[Data entries]
>> BEGIN
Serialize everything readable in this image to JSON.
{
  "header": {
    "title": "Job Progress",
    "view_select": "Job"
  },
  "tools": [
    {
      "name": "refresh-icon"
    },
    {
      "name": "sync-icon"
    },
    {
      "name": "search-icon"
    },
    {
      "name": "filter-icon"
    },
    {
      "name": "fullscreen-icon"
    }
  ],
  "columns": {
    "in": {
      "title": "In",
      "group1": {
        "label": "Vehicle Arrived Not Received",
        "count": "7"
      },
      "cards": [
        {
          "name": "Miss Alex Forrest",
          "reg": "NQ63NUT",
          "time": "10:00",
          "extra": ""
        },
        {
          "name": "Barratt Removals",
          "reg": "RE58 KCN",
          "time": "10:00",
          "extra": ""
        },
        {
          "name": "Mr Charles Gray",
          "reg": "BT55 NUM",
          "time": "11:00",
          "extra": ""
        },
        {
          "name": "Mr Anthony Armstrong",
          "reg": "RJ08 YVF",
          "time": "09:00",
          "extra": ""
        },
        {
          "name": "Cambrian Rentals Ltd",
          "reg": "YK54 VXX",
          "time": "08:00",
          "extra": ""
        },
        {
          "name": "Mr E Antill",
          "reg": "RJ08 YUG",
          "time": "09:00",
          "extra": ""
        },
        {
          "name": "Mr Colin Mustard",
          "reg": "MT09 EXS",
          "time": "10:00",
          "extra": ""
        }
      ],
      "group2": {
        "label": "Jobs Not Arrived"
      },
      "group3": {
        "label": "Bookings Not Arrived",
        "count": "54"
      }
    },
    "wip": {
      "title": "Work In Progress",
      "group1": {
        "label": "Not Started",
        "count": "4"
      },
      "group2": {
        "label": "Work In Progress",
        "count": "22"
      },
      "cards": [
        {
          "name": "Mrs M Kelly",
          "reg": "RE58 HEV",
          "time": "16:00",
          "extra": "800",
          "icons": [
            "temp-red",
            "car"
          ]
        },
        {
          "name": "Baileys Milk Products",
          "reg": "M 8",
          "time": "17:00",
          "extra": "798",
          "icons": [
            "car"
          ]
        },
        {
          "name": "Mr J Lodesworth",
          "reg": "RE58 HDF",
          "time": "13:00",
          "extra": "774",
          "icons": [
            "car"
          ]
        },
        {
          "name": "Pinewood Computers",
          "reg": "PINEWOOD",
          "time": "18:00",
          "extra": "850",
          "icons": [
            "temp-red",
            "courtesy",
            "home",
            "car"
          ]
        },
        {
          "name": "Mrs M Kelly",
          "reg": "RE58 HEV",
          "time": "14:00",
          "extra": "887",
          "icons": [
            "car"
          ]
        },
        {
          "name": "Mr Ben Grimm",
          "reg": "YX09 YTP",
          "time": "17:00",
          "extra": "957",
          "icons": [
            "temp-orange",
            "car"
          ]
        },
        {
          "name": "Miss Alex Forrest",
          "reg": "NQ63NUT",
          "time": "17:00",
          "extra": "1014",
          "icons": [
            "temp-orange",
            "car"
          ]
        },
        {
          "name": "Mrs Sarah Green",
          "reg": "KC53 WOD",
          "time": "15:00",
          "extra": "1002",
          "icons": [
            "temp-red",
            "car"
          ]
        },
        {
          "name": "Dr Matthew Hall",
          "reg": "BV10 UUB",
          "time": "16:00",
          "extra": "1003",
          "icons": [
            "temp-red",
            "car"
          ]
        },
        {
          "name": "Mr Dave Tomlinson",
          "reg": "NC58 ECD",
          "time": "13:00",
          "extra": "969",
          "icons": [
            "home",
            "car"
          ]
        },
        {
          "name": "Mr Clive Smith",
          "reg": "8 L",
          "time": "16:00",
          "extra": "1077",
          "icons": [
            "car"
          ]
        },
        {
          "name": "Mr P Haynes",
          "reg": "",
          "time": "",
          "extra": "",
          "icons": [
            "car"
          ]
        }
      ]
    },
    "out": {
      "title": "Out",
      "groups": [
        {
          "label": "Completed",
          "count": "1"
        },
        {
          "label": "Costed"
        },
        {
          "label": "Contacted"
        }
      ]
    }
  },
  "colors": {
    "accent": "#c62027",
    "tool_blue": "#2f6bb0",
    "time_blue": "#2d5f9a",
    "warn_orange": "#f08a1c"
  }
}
>> END
> [Exercise details] Pick every line with "count" in it and copy it.

> [Result of this exercise]
        "count": "7"
        "count": "54"
        "count": "4"
        "count": "22"
          "count": "1"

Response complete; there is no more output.